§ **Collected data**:
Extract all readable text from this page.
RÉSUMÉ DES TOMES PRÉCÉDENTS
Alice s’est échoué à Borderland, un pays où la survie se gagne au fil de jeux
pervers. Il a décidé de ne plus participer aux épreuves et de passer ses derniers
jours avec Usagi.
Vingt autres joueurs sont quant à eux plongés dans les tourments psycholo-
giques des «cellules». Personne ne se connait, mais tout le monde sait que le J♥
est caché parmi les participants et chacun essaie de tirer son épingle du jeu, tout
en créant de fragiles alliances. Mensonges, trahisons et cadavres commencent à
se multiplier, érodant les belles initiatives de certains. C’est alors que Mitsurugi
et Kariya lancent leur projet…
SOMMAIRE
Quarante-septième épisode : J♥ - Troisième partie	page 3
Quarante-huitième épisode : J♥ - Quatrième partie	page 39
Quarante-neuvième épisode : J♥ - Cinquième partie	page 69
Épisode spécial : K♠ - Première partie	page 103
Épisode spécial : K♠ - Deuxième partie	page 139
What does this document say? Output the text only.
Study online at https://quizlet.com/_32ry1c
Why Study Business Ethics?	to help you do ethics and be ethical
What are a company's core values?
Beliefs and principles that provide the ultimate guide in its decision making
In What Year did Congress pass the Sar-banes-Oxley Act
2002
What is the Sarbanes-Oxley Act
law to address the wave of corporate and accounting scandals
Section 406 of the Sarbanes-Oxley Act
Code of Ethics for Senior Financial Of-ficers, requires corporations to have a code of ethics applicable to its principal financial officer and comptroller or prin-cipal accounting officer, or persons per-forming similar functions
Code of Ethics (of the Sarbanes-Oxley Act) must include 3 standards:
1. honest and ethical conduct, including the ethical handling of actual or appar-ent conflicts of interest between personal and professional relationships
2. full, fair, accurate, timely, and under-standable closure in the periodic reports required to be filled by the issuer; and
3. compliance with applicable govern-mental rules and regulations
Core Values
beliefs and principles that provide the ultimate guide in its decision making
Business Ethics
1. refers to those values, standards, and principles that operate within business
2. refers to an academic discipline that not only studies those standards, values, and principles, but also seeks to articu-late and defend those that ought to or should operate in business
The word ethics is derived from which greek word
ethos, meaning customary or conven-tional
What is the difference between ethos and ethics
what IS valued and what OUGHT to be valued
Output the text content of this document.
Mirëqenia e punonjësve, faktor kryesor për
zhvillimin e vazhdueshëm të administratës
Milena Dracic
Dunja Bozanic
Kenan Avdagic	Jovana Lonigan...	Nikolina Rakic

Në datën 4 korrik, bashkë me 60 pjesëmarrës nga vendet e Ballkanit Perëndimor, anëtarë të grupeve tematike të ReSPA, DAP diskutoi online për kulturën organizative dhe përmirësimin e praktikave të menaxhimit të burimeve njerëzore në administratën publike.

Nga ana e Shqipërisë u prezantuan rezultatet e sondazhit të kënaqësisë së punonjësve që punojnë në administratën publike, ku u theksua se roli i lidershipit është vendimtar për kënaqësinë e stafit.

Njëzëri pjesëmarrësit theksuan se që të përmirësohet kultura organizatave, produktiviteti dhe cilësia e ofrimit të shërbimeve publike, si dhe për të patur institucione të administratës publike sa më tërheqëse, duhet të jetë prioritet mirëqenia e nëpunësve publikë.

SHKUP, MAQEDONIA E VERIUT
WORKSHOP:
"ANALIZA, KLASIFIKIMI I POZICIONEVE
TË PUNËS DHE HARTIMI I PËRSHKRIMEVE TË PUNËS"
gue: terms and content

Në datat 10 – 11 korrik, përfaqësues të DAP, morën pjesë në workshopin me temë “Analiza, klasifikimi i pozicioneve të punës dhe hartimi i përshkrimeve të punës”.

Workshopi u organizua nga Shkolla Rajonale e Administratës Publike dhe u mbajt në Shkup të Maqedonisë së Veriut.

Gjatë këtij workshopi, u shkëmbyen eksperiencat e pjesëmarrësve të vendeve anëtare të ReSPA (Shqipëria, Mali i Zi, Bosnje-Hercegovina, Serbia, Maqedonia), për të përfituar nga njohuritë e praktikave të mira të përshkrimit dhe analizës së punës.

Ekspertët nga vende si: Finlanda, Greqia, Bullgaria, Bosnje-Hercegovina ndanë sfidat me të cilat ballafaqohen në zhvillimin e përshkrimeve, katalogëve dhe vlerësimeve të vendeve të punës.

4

§ **REQUIREMENT**:
Copy out all lines where the word "making" appears.

§ **TASK SOLUTION**:
Beliefs and principles that provide the ultimate guide in its decision making
beliefs and principles that provide the ultimate guide in its decision making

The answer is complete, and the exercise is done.